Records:
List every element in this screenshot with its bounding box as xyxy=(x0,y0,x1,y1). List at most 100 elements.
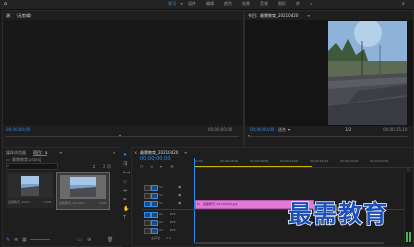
track-target-v3[interactable] xyxy=(151,185,158,191)
eye-icon[interactable]: ◉ xyxy=(178,184,182,189)
track-label-v2: V2 xyxy=(159,193,163,197)
list-view-icon[interactable]: ≣ xyxy=(14,237,18,243)
mute-button[interactable]: M S xyxy=(170,220,175,225)
list-item[interactable]: 最需教育_202104... 5:08 xyxy=(56,172,110,210)
search-icon: ⌕ xyxy=(7,163,10,168)
source-timecode[interactable]: 00;00;00;00 xyxy=(6,127,30,132)
work-area-bar[interactable] xyxy=(194,166,312,167)
toggle-sync-lock[interactable] xyxy=(144,220,151,226)
ruler-tick: 00;00 xyxy=(194,159,203,163)
program-timecode[interactable]: 00;00;00;00 xyxy=(250,127,274,132)
track-label-v1: V1 xyxy=(159,201,163,205)
source-patch-a1[interactable] xyxy=(144,212,151,218)
workspace-tab-6[interactable]: 音频 xyxy=(260,1,268,7)
track-label-a2: A2 xyxy=(159,220,163,224)
source-viewer xyxy=(3,20,243,125)
new-bin-icon[interactable]: ▭ xyxy=(77,237,82,243)
workspace-tab-7[interactable]: 图形 xyxy=(278,1,286,7)
zoom-slider[interactable] xyxy=(30,239,50,240)
toggle-sync-lock[interactable] xyxy=(144,185,151,191)
ruler-tick: 00;00;04;00 xyxy=(220,159,239,163)
project-menu-icon[interactable]: ≡ xyxy=(59,150,62,155)
workspace-menu-icon[interactable]: ≡ xyxy=(180,1,183,7)
timeline-timecode[interactable]: 00;00;00;00 xyxy=(140,157,171,162)
workspace-overflow-icon[interactable]: » xyxy=(310,1,312,7)
hand-tool-icon[interactable]: ✋ xyxy=(123,206,129,212)
timeline-horizontal-scrollbar[interactable] xyxy=(194,242,384,244)
search-icon[interactable]: ⌕ xyxy=(402,1,405,7)
mute-button[interactable]: M S xyxy=(170,212,175,217)
track-select-icon[interactable]: ⇶ xyxy=(123,161,127,167)
track-label-v3: V3 xyxy=(159,185,163,189)
close-icon[interactable]: × xyxy=(134,150,137,155)
track-target-v2[interactable] xyxy=(151,193,158,199)
snap-icon[interactable]: ⊓ xyxy=(140,164,143,169)
toggle-sync-lock[interactable] xyxy=(144,193,151,199)
razor-tool-icon[interactable]: ◇ xyxy=(123,179,127,185)
clip-name: 最需教育_202104... xyxy=(59,201,87,205)
list-item[interactable]: 最需教育_2021... 5:08 xyxy=(6,172,54,208)
workspace-tab-1[interactable]: 学习 xyxy=(168,1,176,7)
slip-tool-icon[interactable]: ⇹ xyxy=(123,188,127,194)
workspace-bar: ⌂ 学习 ≡ 组件 编辑 颜色 效果 音频 图形 库 » ⌕ xyxy=(0,0,414,10)
project-folder-icon: ▭ xyxy=(6,157,10,162)
tab-media-browser[interactable]: 媒体浏览器 xyxy=(6,150,26,155)
program-monitor-tab[interactable]: 节目：最需教育_20210420 xyxy=(248,13,298,18)
workspace-tab-3[interactable]: 编辑 xyxy=(206,1,214,7)
eye-icon[interactable]: ◉ xyxy=(178,200,182,205)
eye-icon[interactable]: ◉ xyxy=(178,192,182,197)
source-duration: 00;00;00;00 xyxy=(208,127,233,132)
source-monitor-tab[interactable]: 源：（无剪辑） xyxy=(6,13,34,18)
ruler-tick: 00;00;24;00 xyxy=(370,159,389,163)
trash-icon[interactable]: 🗑 xyxy=(107,237,113,243)
workspace-tab-8[interactable]: 库 xyxy=(296,1,300,7)
home-icon[interactable]: ⌂ xyxy=(4,1,7,7)
wrench-icon[interactable]: ⚒ xyxy=(170,164,174,169)
audio-meters xyxy=(404,172,413,244)
workspace-tab-4[interactable]: 颜色 xyxy=(224,1,232,7)
toggle-sync-lock[interactable] xyxy=(144,228,151,234)
track-label-a3: A3 xyxy=(159,228,163,232)
workspace-tab-2[interactable]: 组件 xyxy=(188,1,196,7)
ripple-edit-icon[interactable]: ⟷ xyxy=(123,170,130,176)
workspace-tab-5[interactable]: 效果 xyxy=(242,1,250,7)
add-marker-icon[interactable]: ▾ xyxy=(160,164,162,169)
program-scrubber[interactable] xyxy=(248,136,408,137)
program-menu-icon[interactable]: ≡ xyxy=(307,13,310,18)
source-playhead-icon[interactable]: ▾ xyxy=(119,134,121,138)
source-patch-v1[interactable] xyxy=(144,201,151,207)
timeline-panel: × 最需教育_20210420 ≡ 00;00;00;00 ⊓ ∞ ▾ ⚒ 00… xyxy=(131,147,414,247)
program-fit-select[interactable]: 适合 xyxy=(278,127,286,132)
track-label-a1: A1 xyxy=(159,212,163,216)
project-item-count: 2 项 xyxy=(103,164,111,169)
clip-label: 最需教育_20210420.jpg xyxy=(203,202,238,206)
icon-view-icon[interactable]: ▦ xyxy=(22,237,27,243)
track-target-v1[interactable] xyxy=(151,201,158,207)
mute-button[interactable]: M S xyxy=(170,228,175,233)
tab-project[interactable]: 项目：a xyxy=(33,150,48,156)
program-monitor-panel: 节目：最需教育_20210420 ≡ 00;00;00;00 适合 ▾ 1/2 … xyxy=(244,10,414,157)
program-duration: 00;00;35;10 xyxy=(383,127,408,132)
ruler-tick: 00;00;08;00 xyxy=(250,159,269,163)
fit-chevron-down-icon[interactable]: ▾ xyxy=(288,127,290,132)
pen-tool-icon[interactable]: ✒ xyxy=(123,197,127,203)
linked-selection-icon[interactable]: ∞ xyxy=(150,164,153,169)
source-scrubber[interactable] xyxy=(6,136,239,137)
new-item-icon[interactable]: ⊕ xyxy=(87,237,91,243)
write-protect-icon[interactable]: ✎ xyxy=(6,237,10,243)
ruler-tick: 00;00;12;00 xyxy=(280,159,299,163)
master-volume[interactable]: 0.0 xyxy=(166,236,171,241)
type-tool-icon[interactable]: T xyxy=(123,215,126,221)
filter-icon[interactable]: ⌗ xyxy=(93,164,95,169)
program-playhead-icon[interactable]: ▾ xyxy=(248,134,250,138)
timeline-menu-icon[interactable]: ≡ xyxy=(184,150,187,155)
track-target-a1[interactable] xyxy=(151,212,158,218)
project-overflow-icon[interactable]: » xyxy=(113,150,115,155)
timeline-tab[interactable]: 最需教育_20210420 xyxy=(140,150,178,155)
project-search-input[interactable] xyxy=(6,163,58,170)
ruler-tick: 00;00;20;00 xyxy=(340,159,359,163)
selection-tool-icon[interactable]: ➤ xyxy=(123,152,127,158)
track-target-a3[interactable] xyxy=(151,228,158,234)
track-target-a2[interactable] xyxy=(151,220,158,226)
program-resolution[interactable]: 1/2 xyxy=(345,127,351,132)
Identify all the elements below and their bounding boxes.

→ **What is asked**: Convert every line above into a Markdown table with the columns "No." and "Line", giving each line's row number and text, and omit blank lines. Leave the pictures out of the table.

→ **Final answer**:
| No. | Line |
|---|---|
| 1 | List every element in this screenshot with its bounding box as xyxy=(x0,y0,x1,y1). List at most 100 elements. |
| 2 | track-target-v3[interactable] xyxy=(151,185,158,191) |
| 3 | eye-icon[interactable]: ◉ xyxy=(178,184,182,189) |
| 4 | track-label-v2: V2 xyxy=(159,193,163,197) |
| 5 | list-view-icon[interactable]: ≣ xyxy=(14,237,18,243) |
| 6 | mute-button[interactable]: M S xyxy=(170,220,175,225) |
| 7 | list-item[interactable]: 最需教育_202104... 5:08 xyxy=(56,172,110,210) |
| 8 | search-icon: ⌕ xyxy=(7,163,10,168) |
| 9 | source-timecode[interactable]: 00;00;00;00 xyxy=(6,127,30,132) |
| 10 | work-area-bar[interactable] xyxy=(194,166,312,167) |
| 11 | toggle-sync-lock[interactable] xyxy=(144,220,151,226) |
| 12 | ruler-tick: 00;00 xyxy=(194,159,203,163) |
| 13 | program-timecode[interactable]: 00;00;00;00 xyxy=(250,127,274,132) |
| 14 | track-label-v1: V1 xyxy=(159,201,163,205) |
| 15 | source-patch-a1[interactable] xyxy=(144,212,151,218) |
| 16 | workspace-tab-6[interactable]: 音频 xyxy=(260,1,268,7) |
| 17 | track-label-a2: A2 xyxy=(159,220,163,224) |
| 18 | source-viewer xyxy=(3,20,243,125) |
| 19 | new-bin-icon[interactable]: ▭ xyxy=(77,237,82,243) |
| 20 | workspace-tab-7[interactable]: 图形 xyxy=(278,1,286,7) |
| 21 | zoom-slider[interactable] xyxy=(30,239,50,240) |
| 22 | toggle-sync-lock[interactable] xyxy=(144,185,151,191) |
| 23 | ruler-tick: 00;00;04;00 xyxy=(220,159,239,163) |
| 24 | project-menu-icon[interactable]: ≡ xyxy=(59,150,62,155) |
| 25 | workspace-menu-icon[interactable]: ≡ xyxy=(180,1,183,7) |
| 26 | timeline-timecode[interactable]: 00;00;00;00 xyxy=(140,157,171,162) |
| 27 | workspace-overflow-icon[interactable]: » xyxy=(310,1,312,7) |
| 28 | hand-tool-icon[interactable]: ✋ xyxy=(123,206,129,212) |
| 29 | timeline-horizontal-scrollbar[interactable] xyxy=(194,242,384,244) |
| 30 | search-icon[interactable]: ⌕ xyxy=(402,1,405,7) |
| 31 | mute-button[interactable]: M S xyxy=(170,212,175,217) |
| 32 | track-select-icon[interactable]: ⇶ xyxy=(123,161,127,167) |
| 33 | track-label-v3: V3 xyxy=(159,185,163,189) |
| 34 | close-icon[interactable]: × xyxy=(134,150,137,155) |
| 35 | track-target-v2[interactable] xyxy=(151,193,158,199) |
| 36 | snap-icon[interactable]: ⊓ xyxy=(140,164,143,169) |
| 37 | toggle-sync-lock[interactable] xyxy=(144,193,151,199) |
| 38 | razor-tool-icon[interactable]: ◇ xyxy=(123,179,127,185) |
| 39 | clip-name: 最需教育_202104... xyxy=(59,201,87,205) |
| 40 | list-item[interactable]: 最需教育_2021... 5:08 xyxy=(6,172,54,208) |
| 41 | workspace-tab-1[interactable]: 学习 xyxy=(168,1,176,7) |
| 42 | slip-tool-icon[interactable]: ⇹ xyxy=(123,188,127,194) |
| 43 | workspace-bar: ⌂ 学习 ≡ 组件 编辑 颜色 效果 音频 图形 库 » ⌕ xyxy=(0,0,414,10) |
| 44 | project-folder-icon: ▭ xyxy=(6,157,10,162) |
| 45 | tab-media-browser[interactable]: 媒体浏览器 xyxy=(6,150,26,155) |
| 46 | program-monitor-tab[interactable]: 节目：最需教育_20210420 xyxy=(248,13,298,18) |
| 47 | workspace-tab-3[interactable]: 编辑 xyxy=(206,1,214,7) |
| 48 | eye-icon[interactable]: ◉ xyxy=(178,200,182,205) |
| 49 | eye-icon[interactable]: ◉ xyxy=(178,192,182,197) |
| 50 | source-duration: 00;00;00;00 xyxy=(208,127,233,132) |
| 51 | source-monitor-tab[interactable]: 源：（无剪辑） xyxy=(6,13,34,18) |
| 52 | ruler-tick: 00;00;24;00 xyxy=(370,159,389,163) |
| 53 | trash-icon[interactable]: 🗑 xyxy=(107,237,113,243) |
| 54 | workspace-tab-8[interactable]: 库 xyxy=(296,1,300,7) |
| 55 | home-icon[interactable]: ⌂ xyxy=(4,1,7,7) |
| 56 | wrench-icon[interactable]: ⚒ xyxy=(170,164,174,169) |
| 57 | audio-meters xyxy=(404,172,413,244) |
| 58 | workspace-tab-4[interactable]: 颜色 xyxy=(224,1,232,7) |
| 59 | toggle-sync-lock[interactable] xyxy=(144,228,151,234) |
| 60 | track-label-a3: A3 xyxy=(159,228,163,232) |
| 61 | workspace-tab-2[interactable]: 组件 xyxy=(188,1,196,7) |
| 62 | ripple-edit-icon[interactable]: ⟷ xyxy=(123,170,130,176) |
| 63 | workspace-tab-5[interactable]: 效果 xyxy=(242,1,250,7) |
| 64 | add-marker-icon[interactable]: ▾ xyxy=(160,164,162,169) |
| 65 | program-scrubber[interactable] xyxy=(248,136,408,137) |
| 66 | program-menu-icon[interactable]: ≡ xyxy=(307,13,310,18) |
| 67 | source-playhead-icon[interactable]: ▾ xyxy=(119,134,121,138) |
| 68 | source-patch-v1[interactable] xyxy=(144,201,151,207) |
| 69 | timeline-panel: × 最需教育_20210420 ≡ 00;00;00;00 ⊓ ∞ ▾ ⚒ 00… xyxy=(131,147,414,247) |
| 70 | program-fit-select[interactable]: 适合 xyxy=(278,127,286,132) |
| 71 | track-label-a1: A1 xyxy=(159,212,163,216) |
| 72 | project-item-count: 2 项 xyxy=(103,164,111,169) |
| 73 | clip-label: 最需教育_20210420.jpg xyxy=(203,202,238,206) |
| 74 | icon-view-icon[interactable]: ▦ xyxy=(22,237,27,243) |
| 75 | track-target-v1[interactable] xyxy=(151,201,158,207) |
| 76 | mute-button[interactable]: M S xyxy=(170,228,175,233) |
| 77 | tab-project[interactable]: 项目：a xyxy=(33,150,48,156) |
| 78 | program-monitor-panel: 节目：最需教育_20210420 ≡ 00;00;00;00 适合 ▾ 1/2 … xyxy=(244,10,414,157) |
| 79 | program-duration: 00;00;35;10 xyxy=(383,127,408,132) |
| 80 | ruler-tick: 00;00;08;00 xyxy=(250,159,269,163) |
| 81 | fit-chevron-down-icon[interactable]: ▾ xyxy=(288,127,290,132) |
| 82 | pen-tool-icon[interactable]: ✒ xyxy=(123,197,127,203) |
| 83 | linked-selection-icon[interactable]: ∞ xyxy=(150,164,153,169) |
| 84 | source-scrubber[interactable] xyxy=(6,136,239,137) |
| 85 | new-item-icon[interactable]: ⊕ xyxy=(87,237,91,243) |
| 86 | write-protect-icon[interactable]: ✎ xyxy=(6,237,10,243) |
| 87 | ruler-tick: 00;00;12;00 xyxy=(280,159,299,163) |
| 88 | master-volume[interactable]: 0.0 xyxy=(166,236,171,241) |
| 89 | type-tool-icon[interactable]: T xyxy=(123,215,126,221) |
| 90 | filter-icon[interactable]: ⌗ xyxy=(93,164,95,169) |
| 91 | program-playhead-icon[interactable]: ▾ xyxy=(248,134,250,138) |
| 92 | timeline-menu-icon[interactable]: ≡ xyxy=(184,150,187,155) |
| 93 | track-target-a1[interactable] xyxy=(151,212,158,218) |
| 94 | project-overflow-icon[interactable]: » xyxy=(113,150,115,155) |
| 95 | timeline-tab[interactable]: 最需教育_20210420 xyxy=(140,150,178,155) |
| 96 | project-search-input[interactable] xyxy=(6,163,58,170) |
| 97 | ruler-tick: 00;00;20;00 xyxy=(340,159,359,163) |
| 98 | selection-tool-icon[interactable]: ➤ xyxy=(123,152,127,158) |
| 99 | track-target-a3[interactable] xyxy=(151,228,158,234) |
| 100 | track-target-a2[interactable] xyxy=(151,220,158,226) |
| 101 | program-resolution[interactable]: 1/2 xyxy=(345,127,351,132) |
| 102 | Identify all the elements below and their bounding boxes. |